## What you should do
Within the records below, find each line that holds the string "JSON", then copy it.

Records about charts and figures:
================
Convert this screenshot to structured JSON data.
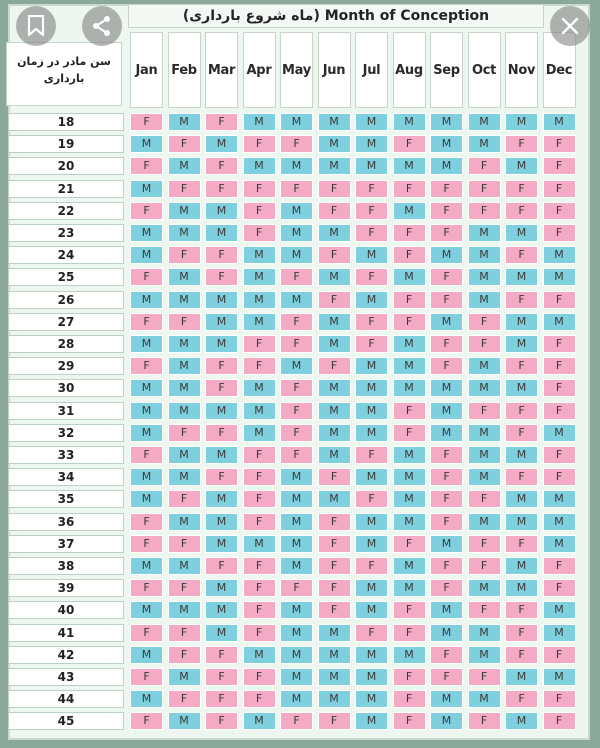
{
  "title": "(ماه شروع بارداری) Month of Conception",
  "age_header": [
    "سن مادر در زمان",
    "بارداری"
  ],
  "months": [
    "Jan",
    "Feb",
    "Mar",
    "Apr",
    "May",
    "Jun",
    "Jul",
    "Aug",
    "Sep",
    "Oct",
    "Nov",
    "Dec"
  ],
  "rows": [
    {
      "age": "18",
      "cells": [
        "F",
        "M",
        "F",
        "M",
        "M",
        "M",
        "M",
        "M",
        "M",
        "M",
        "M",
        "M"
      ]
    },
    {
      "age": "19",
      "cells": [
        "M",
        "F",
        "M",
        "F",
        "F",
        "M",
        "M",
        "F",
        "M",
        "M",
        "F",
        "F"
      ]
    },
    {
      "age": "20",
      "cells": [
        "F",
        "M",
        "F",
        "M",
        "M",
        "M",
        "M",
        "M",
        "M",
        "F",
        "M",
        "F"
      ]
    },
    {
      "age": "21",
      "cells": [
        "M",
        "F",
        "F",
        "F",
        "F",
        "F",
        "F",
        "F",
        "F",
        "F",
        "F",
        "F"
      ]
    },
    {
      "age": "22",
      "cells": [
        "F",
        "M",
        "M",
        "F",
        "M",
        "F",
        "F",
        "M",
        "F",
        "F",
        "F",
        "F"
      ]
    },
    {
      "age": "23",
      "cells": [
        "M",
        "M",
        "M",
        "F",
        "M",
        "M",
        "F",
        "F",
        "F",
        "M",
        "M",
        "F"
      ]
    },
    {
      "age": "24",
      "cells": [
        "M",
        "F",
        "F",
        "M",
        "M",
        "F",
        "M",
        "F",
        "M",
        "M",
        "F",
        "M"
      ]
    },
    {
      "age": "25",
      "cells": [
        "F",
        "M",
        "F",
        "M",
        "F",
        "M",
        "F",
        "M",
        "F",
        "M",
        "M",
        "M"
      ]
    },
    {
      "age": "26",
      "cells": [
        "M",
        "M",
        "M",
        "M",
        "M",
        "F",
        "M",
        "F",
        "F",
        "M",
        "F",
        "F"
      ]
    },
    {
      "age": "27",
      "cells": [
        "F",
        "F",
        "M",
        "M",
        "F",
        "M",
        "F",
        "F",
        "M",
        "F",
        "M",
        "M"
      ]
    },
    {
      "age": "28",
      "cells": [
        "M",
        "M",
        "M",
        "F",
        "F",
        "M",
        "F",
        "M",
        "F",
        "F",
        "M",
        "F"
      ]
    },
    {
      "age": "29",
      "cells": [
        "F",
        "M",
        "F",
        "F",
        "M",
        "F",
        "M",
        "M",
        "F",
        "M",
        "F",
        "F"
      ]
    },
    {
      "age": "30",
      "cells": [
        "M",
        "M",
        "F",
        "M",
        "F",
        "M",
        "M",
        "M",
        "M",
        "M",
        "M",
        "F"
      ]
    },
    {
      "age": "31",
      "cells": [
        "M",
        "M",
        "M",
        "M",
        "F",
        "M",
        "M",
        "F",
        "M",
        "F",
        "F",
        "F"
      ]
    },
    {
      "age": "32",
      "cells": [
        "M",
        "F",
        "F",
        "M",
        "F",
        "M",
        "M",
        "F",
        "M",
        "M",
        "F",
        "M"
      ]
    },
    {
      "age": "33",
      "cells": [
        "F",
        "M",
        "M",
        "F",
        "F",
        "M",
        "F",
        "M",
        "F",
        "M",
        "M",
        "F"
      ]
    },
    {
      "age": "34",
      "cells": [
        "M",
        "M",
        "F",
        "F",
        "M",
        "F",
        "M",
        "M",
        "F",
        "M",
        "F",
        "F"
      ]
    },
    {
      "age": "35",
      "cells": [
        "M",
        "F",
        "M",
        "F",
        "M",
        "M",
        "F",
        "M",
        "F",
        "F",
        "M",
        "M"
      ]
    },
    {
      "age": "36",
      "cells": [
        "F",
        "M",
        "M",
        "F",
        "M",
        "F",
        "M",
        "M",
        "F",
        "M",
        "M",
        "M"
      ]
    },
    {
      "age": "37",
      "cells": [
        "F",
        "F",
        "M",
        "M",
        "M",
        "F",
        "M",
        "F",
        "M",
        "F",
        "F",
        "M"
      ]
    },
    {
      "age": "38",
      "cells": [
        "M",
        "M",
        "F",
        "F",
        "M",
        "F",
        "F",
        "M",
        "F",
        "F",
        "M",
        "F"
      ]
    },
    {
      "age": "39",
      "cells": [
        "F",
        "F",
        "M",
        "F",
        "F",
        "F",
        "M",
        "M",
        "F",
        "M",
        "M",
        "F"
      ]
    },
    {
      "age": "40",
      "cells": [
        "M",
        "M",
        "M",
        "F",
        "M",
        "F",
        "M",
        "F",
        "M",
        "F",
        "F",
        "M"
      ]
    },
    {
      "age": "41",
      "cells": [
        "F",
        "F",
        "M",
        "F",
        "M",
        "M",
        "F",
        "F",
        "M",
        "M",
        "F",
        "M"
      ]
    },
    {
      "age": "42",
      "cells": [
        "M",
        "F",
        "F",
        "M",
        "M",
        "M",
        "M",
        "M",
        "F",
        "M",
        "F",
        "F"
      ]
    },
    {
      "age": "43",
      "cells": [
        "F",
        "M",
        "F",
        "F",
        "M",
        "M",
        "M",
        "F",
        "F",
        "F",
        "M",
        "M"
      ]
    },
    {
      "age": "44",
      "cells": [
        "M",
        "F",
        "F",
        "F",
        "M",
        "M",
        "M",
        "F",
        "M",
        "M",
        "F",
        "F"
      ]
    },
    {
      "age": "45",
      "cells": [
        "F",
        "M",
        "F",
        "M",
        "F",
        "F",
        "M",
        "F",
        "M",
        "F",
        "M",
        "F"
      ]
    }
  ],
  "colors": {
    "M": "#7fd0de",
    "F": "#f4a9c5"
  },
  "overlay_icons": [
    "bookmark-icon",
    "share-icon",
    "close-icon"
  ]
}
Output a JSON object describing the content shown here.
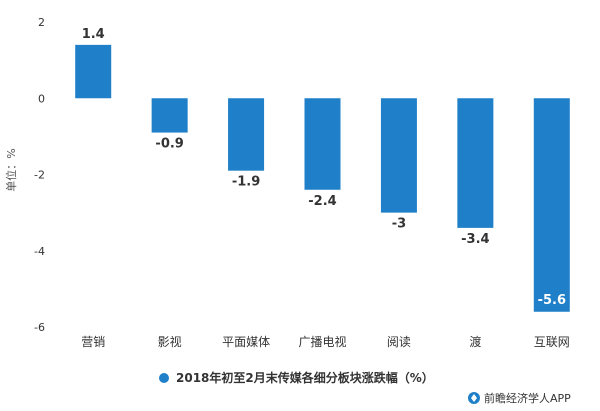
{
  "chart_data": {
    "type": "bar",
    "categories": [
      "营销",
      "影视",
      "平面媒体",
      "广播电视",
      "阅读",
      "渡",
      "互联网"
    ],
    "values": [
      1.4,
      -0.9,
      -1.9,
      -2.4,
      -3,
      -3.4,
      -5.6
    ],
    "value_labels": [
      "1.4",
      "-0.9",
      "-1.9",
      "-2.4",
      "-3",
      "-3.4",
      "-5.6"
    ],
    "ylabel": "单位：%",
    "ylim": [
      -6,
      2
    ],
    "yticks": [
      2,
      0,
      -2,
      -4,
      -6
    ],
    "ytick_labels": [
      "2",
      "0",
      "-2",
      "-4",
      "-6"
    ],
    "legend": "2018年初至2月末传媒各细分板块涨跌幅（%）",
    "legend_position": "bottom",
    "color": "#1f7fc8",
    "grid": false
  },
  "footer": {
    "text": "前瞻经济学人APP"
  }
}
================
## The solution
Convert this screenshot to structured JSON data.
Output a JSON object describing the content shown here.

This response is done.